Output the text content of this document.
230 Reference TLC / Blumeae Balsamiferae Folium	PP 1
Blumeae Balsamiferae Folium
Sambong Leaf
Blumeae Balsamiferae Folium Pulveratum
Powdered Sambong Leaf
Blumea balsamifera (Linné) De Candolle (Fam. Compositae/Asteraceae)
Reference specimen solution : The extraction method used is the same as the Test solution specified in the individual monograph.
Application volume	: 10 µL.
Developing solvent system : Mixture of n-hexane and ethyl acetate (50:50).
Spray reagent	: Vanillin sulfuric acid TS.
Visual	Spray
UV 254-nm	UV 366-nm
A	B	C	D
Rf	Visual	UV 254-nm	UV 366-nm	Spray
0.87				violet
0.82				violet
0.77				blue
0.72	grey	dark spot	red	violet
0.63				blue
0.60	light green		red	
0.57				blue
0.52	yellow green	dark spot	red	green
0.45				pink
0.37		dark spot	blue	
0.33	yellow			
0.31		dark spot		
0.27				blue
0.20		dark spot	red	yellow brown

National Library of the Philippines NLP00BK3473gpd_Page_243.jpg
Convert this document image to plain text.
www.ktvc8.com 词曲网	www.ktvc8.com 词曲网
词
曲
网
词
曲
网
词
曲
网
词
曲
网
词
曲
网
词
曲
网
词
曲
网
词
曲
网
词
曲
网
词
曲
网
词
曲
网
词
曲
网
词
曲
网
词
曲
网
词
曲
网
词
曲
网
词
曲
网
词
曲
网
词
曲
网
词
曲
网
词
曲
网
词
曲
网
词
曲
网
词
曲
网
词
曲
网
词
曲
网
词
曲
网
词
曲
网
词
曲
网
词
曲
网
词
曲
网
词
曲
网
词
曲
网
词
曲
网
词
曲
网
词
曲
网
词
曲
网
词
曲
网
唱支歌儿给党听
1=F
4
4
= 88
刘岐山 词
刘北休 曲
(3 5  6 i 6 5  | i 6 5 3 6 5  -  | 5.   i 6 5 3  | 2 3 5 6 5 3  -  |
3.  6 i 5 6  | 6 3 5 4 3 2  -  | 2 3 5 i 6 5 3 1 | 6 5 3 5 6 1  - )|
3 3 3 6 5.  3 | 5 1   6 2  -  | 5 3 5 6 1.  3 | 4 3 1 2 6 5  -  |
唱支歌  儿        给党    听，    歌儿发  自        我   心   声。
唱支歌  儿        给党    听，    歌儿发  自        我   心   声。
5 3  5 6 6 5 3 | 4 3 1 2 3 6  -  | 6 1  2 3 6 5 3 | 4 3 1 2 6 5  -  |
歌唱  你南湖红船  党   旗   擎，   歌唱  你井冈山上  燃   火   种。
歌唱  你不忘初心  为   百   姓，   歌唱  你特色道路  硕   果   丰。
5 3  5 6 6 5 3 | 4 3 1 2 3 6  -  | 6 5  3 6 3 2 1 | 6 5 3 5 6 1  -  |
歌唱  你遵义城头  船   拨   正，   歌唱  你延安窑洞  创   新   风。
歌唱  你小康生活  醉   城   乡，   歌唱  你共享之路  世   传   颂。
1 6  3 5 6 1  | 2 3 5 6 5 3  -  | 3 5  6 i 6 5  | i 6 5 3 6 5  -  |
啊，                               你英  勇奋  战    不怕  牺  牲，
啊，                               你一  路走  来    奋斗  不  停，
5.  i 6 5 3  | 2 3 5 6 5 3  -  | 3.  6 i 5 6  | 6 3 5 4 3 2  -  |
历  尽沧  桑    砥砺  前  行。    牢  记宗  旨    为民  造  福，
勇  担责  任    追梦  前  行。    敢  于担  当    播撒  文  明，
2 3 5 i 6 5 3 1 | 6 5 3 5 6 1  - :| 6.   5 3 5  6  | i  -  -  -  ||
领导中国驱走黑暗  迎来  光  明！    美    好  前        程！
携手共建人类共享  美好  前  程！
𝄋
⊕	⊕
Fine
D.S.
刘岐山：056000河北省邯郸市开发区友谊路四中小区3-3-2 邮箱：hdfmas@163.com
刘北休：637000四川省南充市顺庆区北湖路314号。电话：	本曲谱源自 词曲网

---

» PROBLEM TO SOLVE
Quote the entire listing above exactly.

» EXERCISE OUTPUT
Output the text content of this document.
230 Reference TLC / Blumeae Balsamiferae Folium	PP 1
Blumeae Balsamiferae Folium
Sambong Leaf
Blumeae Balsamiferae Folium Pulveratum
Powdered Sambong Leaf
Blumea balsamifera (Linné) De Candolle (Fam. Compositae/Asteraceae)
Reference specimen solution : The extraction method used is the same as the Test solution specified in the individual monograph.
Application volume	: 10 µL.
Developing solvent system : Mixture of n-hexane and ethyl acetate (50:50).
Spray reagent	: Vanillin sulfuric acid TS.
Visual	Spray
UV 254-nm	UV 366-nm
A	B	C	D
Rf	Visual	UV 254-nm	UV 366-nm	Spray
0.87				violet
0.82				violet
0.77				blue
0.72	grey	dark spot	red	violet
0.63				blue
0.60	light green		red	
0.57				blue
0.52	yellow green	dark spot	red	green
0.45				pink
0.37		dark spot	blue	
0.33	yellow			
0.31		dark spot		
0.27				blue
0.20		dark spot	red	yellow brown

National Library of the Philippines NLP00BK3473gpd_Page_243.jpg
Convert this document image to plain text.
www.ktvc8.com 词曲网	www.ktvc8.com 词曲网
词
曲
网
词
曲
网
词
曲
网
词
曲
网
词
曲
网
词
曲
网
词
曲
网
词
曲
网
词
曲
网
词
曲
网
词
曲
网
词
曲
网
词
曲
网
词
曲
网
词
曲
网
词
曲
网
词
曲
网
词
曲
网
词
曲
网
词
曲
网
词
曲
网
词
曲
网
词
曲
网
词
曲
网
词
曲
网
词
曲
网
词
曲
网
词
曲
网
词
曲
网
词
曲
网
词
曲
网
词
曲
网
词
曲
网
词
曲
网
词
曲
网
词
曲
网
词
曲
网
词
曲
网
唱支歌儿给党听
1=F
4
4
= 88
刘岐山 词
刘北休 曲
(3 5  6 i 6 5  | i 6 5 3 6 5  -  | 5.   i 6 5 3  | 2 3 5 6 5 3  -  |
3.  6 i 5 6  | 6 3 5 4 3 2  -  | 2 3 5 i 6 5 3 1 | 6 5 3 5 6 1  - )|
3 3 3 6 5.  3 | 5 1   6 2  -  | 5 3 5 6 1.  3 | 4 3 1 2 6 5  -  |
唱支歌  儿        给党    听，    歌儿发  自        我   心   声。
唱支歌  儿        给党    听，    歌儿发  自        我   心   声。
5 3  5 6 6 5 3 | 4 3 1 2 3 6  -  | 6 1  2 3 6 5 3 | 4 3 1 2 6 5  -  |
歌唱  你南湖红船  党   旗   擎，   歌唱  你井冈山上  燃   火   种。
歌唱  你不忘初心  为   百   姓，   歌唱  你特色道路  硕   果   丰。
5 3  5 6 6 5 3 | 4 3 1 2 3 6  -  | 6 5  3 6 3 2 1 | 6 5 3 5 6 1  -  |
歌唱  你遵义城头  船   拨   正，   歌唱  你延安窑洞  创   新   风。
歌唱  你小康生活  醉   城   乡，   歌唱  你共享之路  世   传   颂。
1 6  3 5 6 1  | 2 3 5 6 5 3  -  | 3 5  6 i 6 5  | i 6 5 3 6 5  -  |
啊，                               你英  勇奋  战    不怕  牺  牲，
啊，                               你一  路走  来    奋斗  不  停，
5.  i 6 5 3  | 2 3 5 6 5 3  -  | 3.  6 i 5 6  | 6 3 5 4 3 2  -  |
历  尽沧  桑    砥砺  前  行。    牢  记宗  旨    为民  造  福，
勇  担责  任    追梦  前  行。    敢  于担  当    播撒  文  明，
2 3 5 i 6 5 3 1 | 6 5 3 5 6 1  - :| 6.   5 3 5  6  | i  -  -  -  ||
领导中国驱走黑暗  迎来  光  明！    美    好  前        程！
携手共建人类共享  美好  前  程！
𝄋
⊕	⊕
Fine
D.S.
刘岐山：056000河北省邯郸市开发区友谊路四中小区3-3-2 邮箱：hdfmas@163.com
刘北休：637000四川省南充市顺庆区北湖路314号。电话：	本曲谱源自 词曲网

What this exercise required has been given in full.